- TASK REQUIREMENTS
Copy the data below line for line without changing anything, but leave out the pictures.

*** MATERIAL FOR THIS TASK

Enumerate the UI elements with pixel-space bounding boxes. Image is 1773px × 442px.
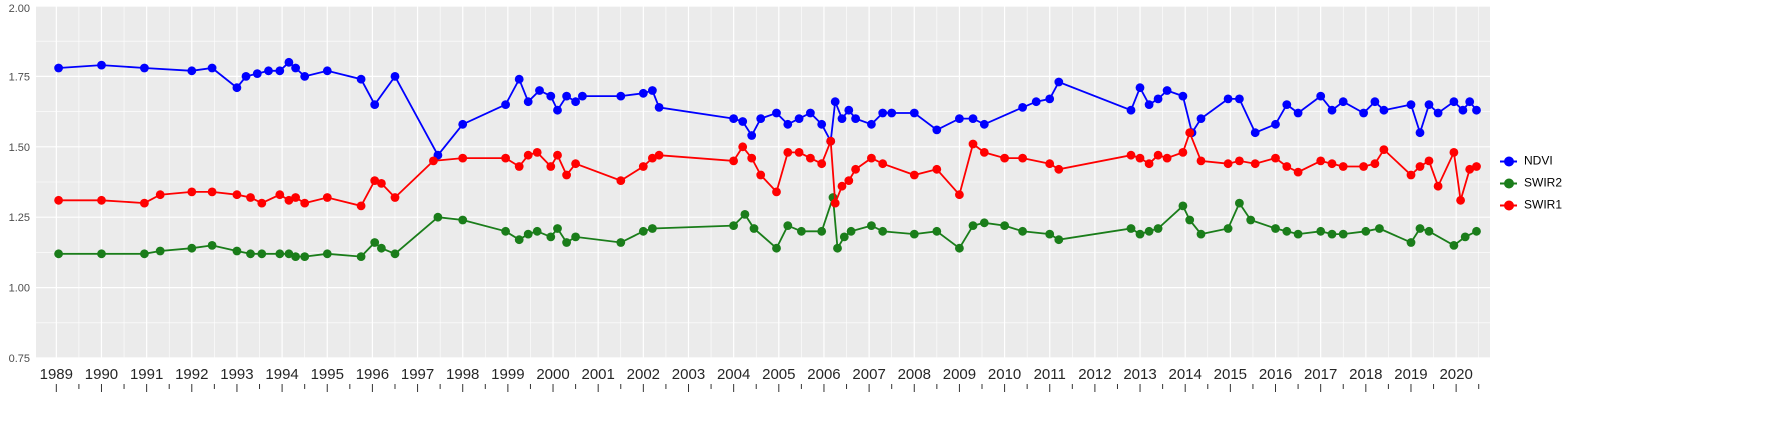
- svg-text:1999: 1999: [491, 366, 524, 383]
- svg-text:2014: 2014: [1169, 366, 1202, 383]
- svg-text:2016: 2016: [1259, 366, 1292, 383]
- svg-text:2002: 2002: [627, 366, 660, 383]
- svg-text:1993: 1993: [220, 366, 253, 383]
- svg-text:1.25: 1.25: [9, 212, 30, 224]
- svg-text:2005: 2005: [762, 366, 795, 383]
- svg-text:2013: 2013: [1123, 366, 1156, 383]
- swir2-key-icon: [1500, 175, 1517, 192]
- ndvi-key-icon: [1500, 153, 1517, 170]
- svg-text:1996: 1996: [356, 366, 389, 383]
- svg-text:2020: 2020: [1439, 366, 1472, 383]
- svg-text:1995: 1995: [311, 366, 344, 383]
- svg-text:1990: 1990: [85, 366, 118, 383]
- legend-item-ndvi: NDVI: [1500, 153, 1562, 170]
- svg-text:1998: 1998: [446, 366, 479, 383]
- svg-text:2009: 2009: [943, 366, 976, 383]
- svg-text:1.50: 1.50: [9, 142, 30, 154]
- svg-text:2.00: 2.00: [9, 3, 30, 15]
- svg-text:1992: 1992: [175, 366, 208, 383]
- legend: NDVI SWIR2 SWIR1: [1500, 153, 1562, 214]
- svg-text:2000: 2000: [536, 366, 569, 383]
- svg-text:1989: 1989: [40, 366, 73, 383]
- svg-text:0.75: 0.75: [9, 353, 30, 365]
- svg-text:1.00: 1.00: [9, 283, 30, 295]
- svg-text:1994: 1994: [265, 366, 298, 383]
- legend-label-ndvi: NDVI: [1524, 153, 1553, 168]
- swir1-key-icon: [1500, 197, 1517, 214]
- svg-text:2010: 2010: [988, 366, 1021, 383]
- legend-item-swir2: SWIR2: [1500, 175, 1562, 192]
- svg-text:2012: 2012: [1078, 366, 1111, 383]
- svg-text:2015: 2015: [1214, 366, 1247, 383]
- svg-text:2007: 2007: [852, 366, 885, 383]
- svg-text:1.75: 1.75: [9, 71, 30, 83]
- svg-text:2011: 2011: [1034, 366, 1066, 383]
- legend-label-swir2: SWIR2: [1524, 175, 1563, 190]
- svg-text:1991: 1991: [130, 366, 163, 383]
- legend-label-swir1: SWIR1: [1524, 197, 1563, 212]
- svg-text:1997: 1997: [401, 366, 434, 383]
- svg-text:2006: 2006: [807, 366, 840, 383]
- svg-text:2019: 2019: [1394, 366, 1427, 383]
- svg-text:2003: 2003: [672, 366, 705, 383]
- legend-item-swir1: SWIR1: [1500, 197, 1562, 214]
- svg-text:2008: 2008: [898, 366, 931, 383]
- svg-text:2017: 2017: [1304, 366, 1337, 383]
- svg-text:2018: 2018: [1349, 366, 1382, 383]
- svg-text:2001: 2001: [581, 366, 614, 383]
- svg-text:2004: 2004: [717, 366, 750, 383]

******

- THE RESULT
Enumerate the UI elements with pixel-space bounding boxes. Image is 1773px × 442px.
- svg-text:1999: 1999: [491, 366, 524, 383]
- svg-text:2014: 2014: [1169, 366, 1202, 383]
- svg-text:2016: 2016: [1259, 366, 1292, 383]
- svg-text:2002: 2002: [627, 366, 660, 383]
- svg-text:1993: 1993: [220, 366, 253, 383]
- svg-text:1.25: 1.25: [9, 212, 30, 224]
- svg-text:2005: 2005: [762, 366, 795, 383]
- svg-text:2013: 2013: [1123, 366, 1156, 383]
- swir2-key-icon: [1500, 175, 1517, 192]
- ndvi-key-icon: [1500, 153, 1517, 170]
- svg-text:1996: 1996: [356, 366, 389, 383]
- svg-text:2020: 2020: [1439, 366, 1472, 383]
- svg-text:1995: 1995: [311, 366, 344, 383]
- svg-text:1990: 1990: [85, 366, 118, 383]
- legend-item-ndvi: NDVI: [1500, 153, 1562, 170]
- svg-text:1998: 1998: [446, 366, 479, 383]
- svg-text:2009: 2009: [943, 366, 976, 383]
- svg-text:1.50: 1.50: [9, 142, 30, 154]
- svg-text:2.00: 2.00: [9, 3, 30, 15]
- svg-text:1992: 1992: [175, 366, 208, 383]
- legend: NDVI SWIR2 SWIR1: [1500, 153, 1562, 214]
- svg-text:2000: 2000: [536, 366, 569, 383]
- svg-text:1989: 1989: [40, 366, 73, 383]
- svg-text:0.75: 0.75: [9, 353, 30, 365]
- svg-text:1.00: 1.00: [9, 283, 30, 295]
- svg-text:1994: 1994: [265, 366, 298, 383]
- legend-label-ndvi: NDVI: [1524, 153, 1553, 168]
- swir1-key-icon: [1500, 197, 1517, 214]
- svg-text:2010: 2010: [988, 366, 1021, 383]
- legend-item-swir2: SWIR2: [1500, 175, 1562, 192]
- svg-text:2012: 2012: [1078, 366, 1111, 383]
- svg-text:2015: 2015: [1214, 366, 1247, 383]
- svg-text:2007: 2007: [852, 366, 885, 383]
- svg-text:1.75: 1.75: [9, 71, 30, 83]
- svg-text:2011: 2011: [1034, 366, 1066, 383]
- legend-label-swir2: SWIR2: [1524, 175, 1563, 190]
- svg-text:1991: 1991: [130, 366, 163, 383]
- legend-label-swir1: SWIR1: [1524, 197, 1563, 212]
- svg-text:1997: 1997: [401, 366, 434, 383]
- svg-text:2006: 2006: [807, 366, 840, 383]
- svg-text:2019: 2019: [1394, 366, 1427, 383]
- svg-text:2003: 2003: [672, 366, 705, 383]
- legend-item-swir1: SWIR1: [1500, 197, 1562, 214]
- svg-text:2008: 2008: [898, 366, 931, 383]
- svg-text:2017: 2017: [1304, 366, 1337, 383]
- svg-text:2018: 2018: [1349, 366, 1382, 383]
- svg-text:2001: 2001: [581, 366, 614, 383]
- svg-text:2004: 2004: [717, 366, 750, 383]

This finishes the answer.